TASK TO COMPLETE: Copy out all lines of the records in which the word "this" appears.

* * *

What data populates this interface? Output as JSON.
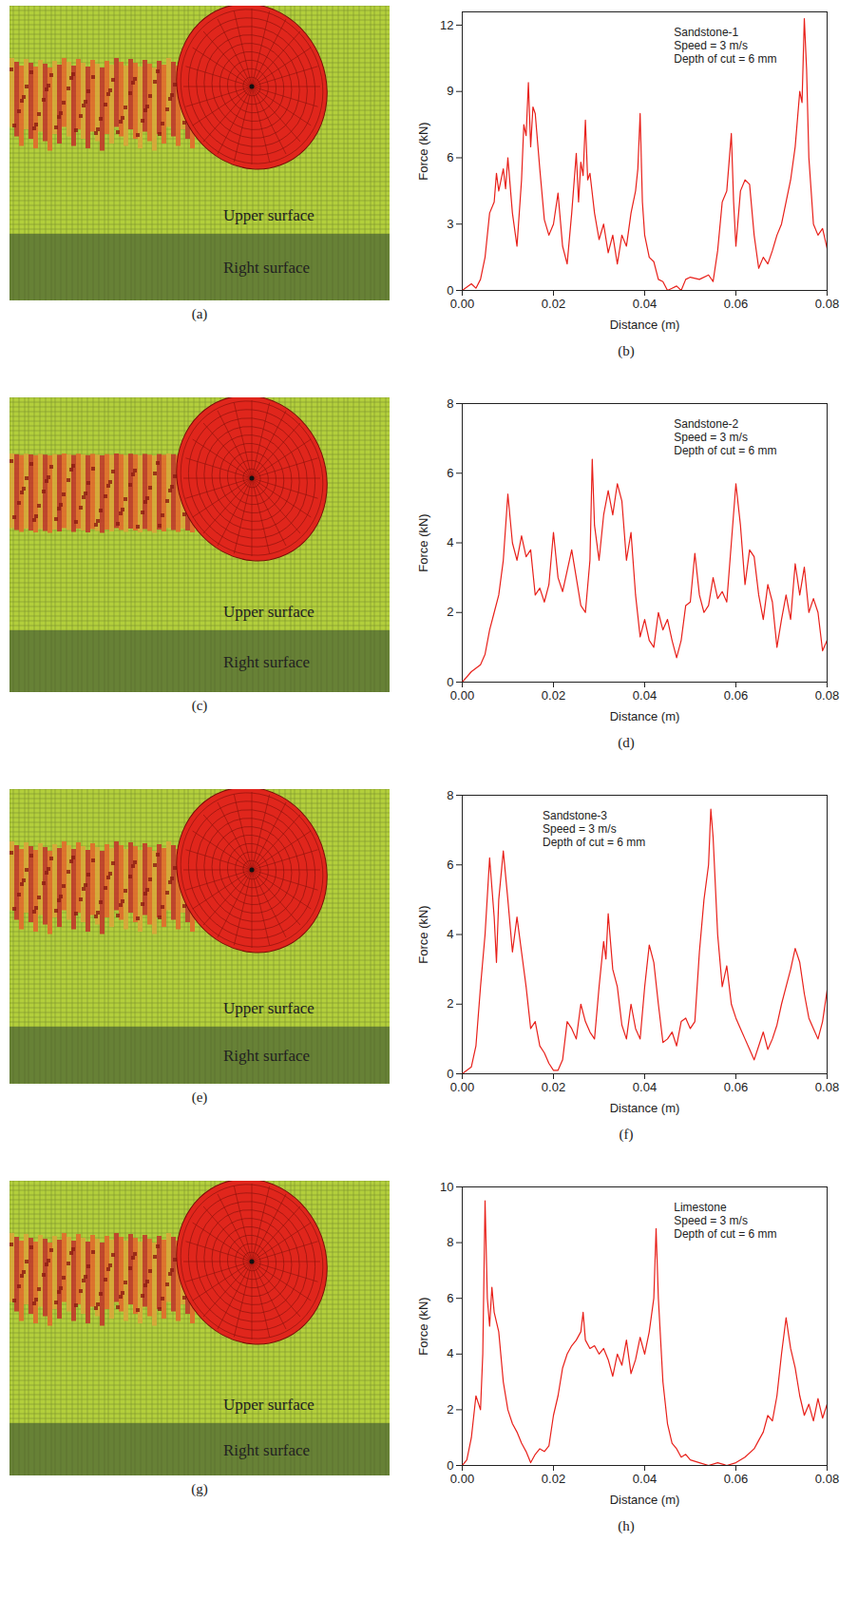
{
  "images": [
    {
      "caption": "(a)",
      "labels": [
        "Upper surface",
        "Right surface"
      ]
    },
    {
      "caption": "(c)",
      "labels": [
        "Upper surface",
        "Right surface"
      ]
    },
    {
      "caption": "(e)",
      "labels": [
        "Upper surface",
        "Right surface"
      ]
    },
    {
      "caption": "(g)",
      "labels": [
        "Upper surface",
        "Right surface"
      ]
    }
  ],
  "chart_data": [
    {
      "type": "line",
      "caption": "(b)",
      "annotations": [
        "Sandstone-1",
        "Speed = 3 m/s",
        "Depth of cut = 6 mm"
      ],
      "x_label": "Distance (m)",
      "y_label": "Force (kN)",
      "color": "#e8201a",
      "xlim": [
        0,
        0.08
      ],
      "xticks": [
        {
          "value": 0,
          "label": "0.00"
        },
        {
          "value": 0.02,
          "label": "0.02"
        },
        {
          "value": 0.04,
          "label": "0.04"
        },
        {
          "value": 0.06,
          "label": "0.06"
        },
        {
          "value": 0.08,
          "label": "0.08"
        }
      ],
      "ylim": [
        0,
        12.6
      ],
      "yticks": [
        0,
        3,
        6,
        9,
        12
      ],
      "x": [
        0,
        0.002,
        0.003,
        0.004,
        0.005,
        0.006,
        0.007,
        0.0075,
        0.008,
        0.009,
        0.0095,
        0.01,
        0.011,
        0.012,
        0.013,
        0.0135,
        0.014,
        0.0145,
        0.015,
        0.0155,
        0.016,
        0.017,
        0.018,
        0.019,
        0.02,
        0.021,
        0.022,
        0.023,
        0.024,
        0.025,
        0.0255,
        0.026,
        0.0265,
        0.027,
        0.0275,
        0.028,
        0.029,
        0.03,
        0.031,
        0.032,
        0.033,
        0.034,
        0.035,
        0.036,
        0.037,
        0.038,
        0.0385,
        0.039,
        0.0395,
        0.04,
        0.041,
        0.042,
        0.043,
        0.044,
        0.045,
        0.046,
        0.047,
        0.048,
        0.049,
        0.05,
        0.052,
        0.054,
        0.055,
        0.056,
        0.057,
        0.058,
        0.059,
        0.0595,
        0.06,
        0.061,
        0.062,
        0.063,
        0.064,
        0.065,
        0.066,
        0.067,
        0.068,
        0.069,
        0.07,
        0.071,
        0.072,
        0.073,
        0.074,
        0.0745,
        0.075,
        0.0755,
        0.076,
        0.077,
        0.078,
        0.079,
        0.08
      ],
      "values": [
        0,
        0.3,
        0.1,
        0.5,
        1.5,
        3.5,
        4.0,
        5.3,
        4.5,
        5.5,
        4.6,
        6.0,
        3.5,
        2.0,
        5.0,
        7.5,
        7.0,
        9.4,
        6.5,
        8.3,
        8.0,
        5.5,
        3.2,
        2.5,
        3.0,
        4.4,
        2.0,
        1.2,
        3.5,
        6.2,
        4.0,
        5.8,
        5.2,
        7.7,
        5.0,
        5.3,
        3.5,
        2.3,
        3.0,
        1.7,
        2.5,
        1.2,
        2.5,
        2.0,
        3.5,
        4.5,
        5.5,
        8.0,
        4.0,
        2.5,
        1.5,
        1.3,
        0.5,
        0.4,
        0.0,
        0.1,
        0.2,
        0.0,
        0.5,
        0.6,
        0.5,
        0.7,
        0.4,
        1.8,
        4.0,
        4.5,
        7.1,
        4.0,
        2.0,
        4.5,
        5.0,
        4.8,
        2.5,
        1.0,
        1.5,
        1.2,
        1.8,
        2.5,
        3.0,
        4.0,
        5.0,
        6.5,
        9.0,
        8.5,
        12.3,
        10.0,
        6.0,
        3.0,
        2.5,
        2.8,
        1.9
      ]
    },
    {
      "type": "line",
      "caption": "(d)",
      "annotations": [
        "Sandstone-2",
        "Speed = 3 m/s",
        "Depth of cut = 6 mm"
      ],
      "x_label": "Distance (m)",
      "y_label": "Force (kN)",
      "color": "#e8201a",
      "xlim": [
        0,
        0.08
      ],
      "xticks": [
        {
          "value": 0,
          "label": "0.00"
        },
        {
          "value": 0.02,
          "label": "0.02"
        },
        {
          "value": 0.04,
          "label": "0.04"
        },
        {
          "value": 0.06,
          "label": "0.06"
        },
        {
          "value": 0.08,
          "label": "0.08"
        }
      ],
      "ylim": [
        0,
        8
      ],
      "yticks": [
        0,
        2,
        4,
        6,
        8
      ],
      "x": [
        0,
        0.002,
        0.004,
        0.005,
        0.006,
        0.007,
        0.008,
        0.009,
        0.01,
        0.011,
        0.012,
        0.013,
        0.014,
        0.015,
        0.016,
        0.017,
        0.018,
        0.019,
        0.02,
        0.021,
        0.022,
        0.023,
        0.024,
        0.025,
        0.026,
        0.027,
        0.028,
        0.0285,
        0.029,
        0.03,
        0.031,
        0.032,
        0.033,
        0.034,
        0.035,
        0.036,
        0.037,
        0.038,
        0.039,
        0.04,
        0.041,
        0.042,
        0.043,
        0.044,
        0.045,
        0.046,
        0.047,
        0.048,
        0.049,
        0.05,
        0.051,
        0.052,
        0.053,
        0.054,
        0.055,
        0.056,
        0.057,
        0.058,
        0.059,
        0.06,
        0.061,
        0.062,
        0.063,
        0.064,
        0.065,
        0.066,
        0.067,
        0.068,
        0.069,
        0.07,
        0.071,
        0.072,
        0.073,
        0.074,
        0.075,
        0.076,
        0.077,
        0.078,
        0.079,
        0.08
      ],
      "values": [
        0,
        0.3,
        0.5,
        0.8,
        1.5,
        2.0,
        2.5,
        3.5,
        5.4,
        4.0,
        3.5,
        4.2,
        3.6,
        3.8,
        2.5,
        2.7,
        2.3,
        2.8,
        4.3,
        3.0,
        2.6,
        3.2,
        3.8,
        3.0,
        2.2,
        2.0,
        3.5,
        6.4,
        4.5,
        3.5,
        4.8,
        5.5,
        4.8,
        5.7,
        5.2,
        3.5,
        4.3,
        2.5,
        1.3,
        1.8,
        1.2,
        1.0,
        2.0,
        1.5,
        1.8,
        1.2,
        0.7,
        1.2,
        2.2,
        2.3,
        3.7,
        2.5,
        2.0,
        2.2,
        3.0,
        2.4,
        2.6,
        2.3,
        4.0,
        5.7,
        4.5,
        2.8,
        3.8,
        3.6,
        2.5,
        1.8,
        2.8,
        2.3,
        1.0,
        1.8,
        2.5,
        1.8,
        3.4,
        2.5,
        3.3,
        2.0,
        2.4,
        2.0,
        0.9,
        1.2
      ]
    },
    {
      "type": "line",
      "caption": "(f)",
      "annotations": [
        "Sandstone-3",
        "Speed = 3 m/s",
        "Depth of cut = 6 mm"
      ],
      "x_label": "Distance (m)",
      "y_label": "Force (kN)",
      "color": "#e8201a",
      "xlim": [
        0,
        0.08
      ],
      "xticks": [
        {
          "value": 0,
          "label": "0.00"
        },
        {
          "value": 0.02,
          "label": "0.02"
        },
        {
          "value": 0.04,
          "label": "0.04"
        },
        {
          "value": 0.06,
          "label": "0.06"
        },
        {
          "value": 0.08,
          "label": "0.08"
        }
      ],
      "ylim": [
        0,
        8
      ],
      "yticks": [
        0,
        2,
        4,
        6,
        8
      ],
      "x": [
        0,
        0.002,
        0.003,
        0.004,
        0.005,
        0.006,
        0.007,
        0.0075,
        0.008,
        0.009,
        0.01,
        0.011,
        0.012,
        0.013,
        0.014,
        0.015,
        0.016,
        0.017,
        0.018,
        0.019,
        0.02,
        0.021,
        0.022,
        0.023,
        0.024,
        0.025,
        0.026,
        0.027,
        0.028,
        0.029,
        0.03,
        0.031,
        0.0315,
        0.032,
        0.033,
        0.034,
        0.035,
        0.036,
        0.037,
        0.038,
        0.039,
        0.04,
        0.041,
        0.042,
        0.043,
        0.044,
        0.045,
        0.046,
        0.047,
        0.048,
        0.049,
        0.05,
        0.051,
        0.052,
        0.053,
        0.054,
        0.0545,
        0.055,
        0.056,
        0.057,
        0.058,
        0.059,
        0.06,
        0.061,
        0.062,
        0.063,
        0.064,
        0.065,
        0.066,
        0.067,
        0.068,
        0.069,
        0.07,
        0.071,
        0.072,
        0.073,
        0.074,
        0.075,
        0.076,
        0.077,
        0.078,
        0.079,
        0.08
      ],
      "values": [
        0,
        0.2,
        0.8,
        2.5,
        4.0,
        6.2,
        4.5,
        3.2,
        5.0,
        6.4,
        5.0,
        3.5,
        4.5,
        3.5,
        2.5,
        1.3,
        1.5,
        0.8,
        0.6,
        0.3,
        0.1,
        0.1,
        0.4,
        1.5,
        1.3,
        1.0,
        2.0,
        1.5,
        1.2,
        1.0,
        2.5,
        3.8,
        3.3,
        4.6,
        3.0,
        2.5,
        1.4,
        1.0,
        2.0,
        1.3,
        1.0,
        2.5,
        3.7,
        3.2,
        2.0,
        0.9,
        1.0,
        1.2,
        0.8,
        1.5,
        1.6,
        1.3,
        1.5,
        3.5,
        5.0,
        6.0,
        7.6,
        6.8,
        4.0,
        2.5,
        3.1,
        2.0,
        1.6,
        1.3,
        1.0,
        0.7,
        0.4,
        0.8,
        1.2,
        0.7,
        1.0,
        1.4,
        2.0,
        2.5,
        3.0,
        3.6,
        3.2,
        2.3,
        1.6,
        1.3,
        1.0,
        1.5,
        2.4
      ]
    },
    {
      "type": "line",
      "caption": "(h)",
      "annotations": [
        "Limestone",
        "Speed = 3 m/s",
        "Depth of cut = 6 mm"
      ],
      "x_label": "Distance (m)",
      "y_label": "Force (kN)",
      "color": "#e8201a",
      "xlim": [
        0,
        0.08
      ],
      "xticks": [
        {
          "value": 0,
          "label": "0.00"
        },
        {
          "value": 0.02,
          "label": "0.02"
        },
        {
          "value": 0.04,
          "label": "0.04"
        },
        {
          "value": 0.06,
          "label": "0.06"
        },
        {
          "value": 0.08,
          "label": "0.08"
        }
      ],
      "ylim": [
        0,
        10
      ],
      "yticks": [
        0,
        2,
        4,
        6,
        8,
        10
      ],
      "x": [
        0,
        0.001,
        0.002,
        0.003,
        0.004,
        0.0045,
        0.005,
        0.0055,
        0.006,
        0.0065,
        0.007,
        0.008,
        0.009,
        0.01,
        0.011,
        0.012,
        0.013,
        0.014,
        0.015,
        0.016,
        0.017,
        0.018,
        0.019,
        0.02,
        0.021,
        0.022,
        0.023,
        0.024,
        0.025,
        0.026,
        0.0265,
        0.027,
        0.028,
        0.029,
        0.03,
        0.031,
        0.032,
        0.033,
        0.034,
        0.035,
        0.036,
        0.037,
        0.038,
        0.039,
        0.04,
        0.041,
        0.042,
        0.0425,
        0.043,
        0.044,
        0.045,
        0.046,
        0.047,
        0.048,
        0.049,
        0.05,
        0.052,
        0.054,
        0.056,
        0.058,
        0.06,
        0.062,
        0.064,
        0.065,
        0.066,
        0.067,
        0.068,
        0.069,
        0.07,
        0.071,
        0.072,
        0.073,
        0.074,
        0.075,
        0.076,
        0.077,
        0.078,
        0.079,
        0.08
      ],
      "values": [
        0,
        0.2,
        1.0,
        2.5,
        2.0,
        4.0,
        9.5,
        6.0,
        5.0,
        6.4,
        5.5,
        4.8,
        3.0,
        2.0,
        1.5,
        1.2,
        0.8,
        0.5,
        0.1,
        0.4,
        0.6,
        0.5,
        0.7,
        1.8,
        2.5,
        3.5,
        4.0,
        4.3,
        4.5,
        4.8,
        5.5,
        4.5,
        4.2,
        4.3,
        4.0,
        4.2,
        3.8,
        3.2,
        4.0,
        3.6,
        4.5,
        3.3,
        3.8,
        4.6,
        4.0,
        4.8,
        6.0,
        8.5,
        6.0,
        3.0,
        1.5,
        0.8,
        0.6,
        0.3,
        0.4,
        0.2,
        0.1,
        0.0,
        0.1,
        0.0,
        0.1,
        0.3,
        0.6,
        0.9,
        1.2,
        1.8,
        1.6,
        2.5,
        4.0,
        5.3,
        4.2,
        3.5,
        2.5,
        1.8,
        2.2,
        1.6,
        2.4,
        1.7,
        2.2
      ]
    }
  ]
}
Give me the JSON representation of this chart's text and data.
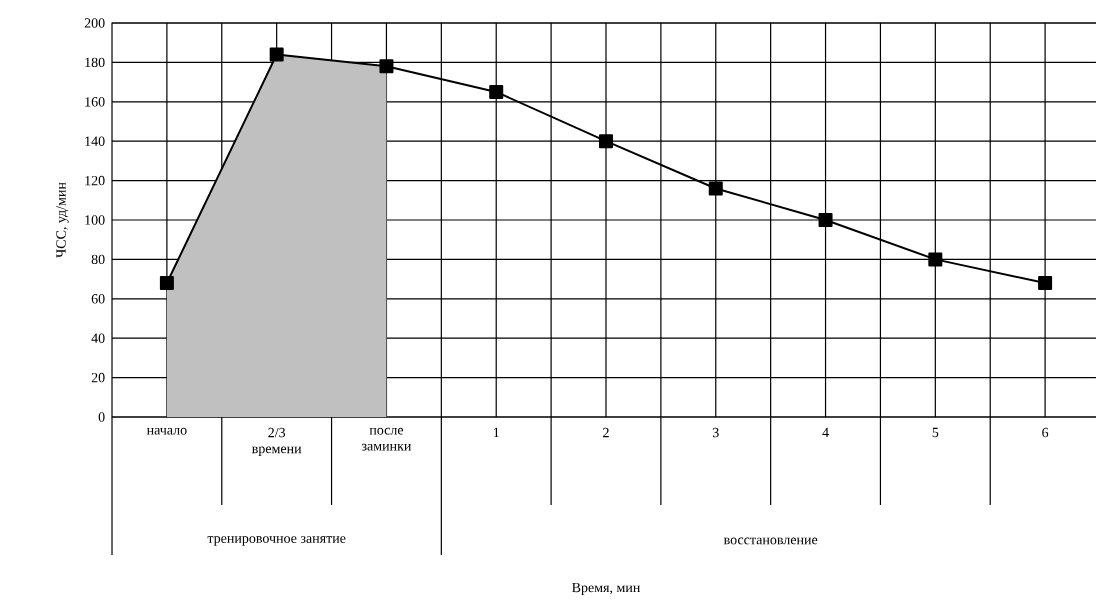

* * *

RESPONSE BELOW:
What data populates this interface? Output as JSON.
Give me the JSON representation of this chart's text and data.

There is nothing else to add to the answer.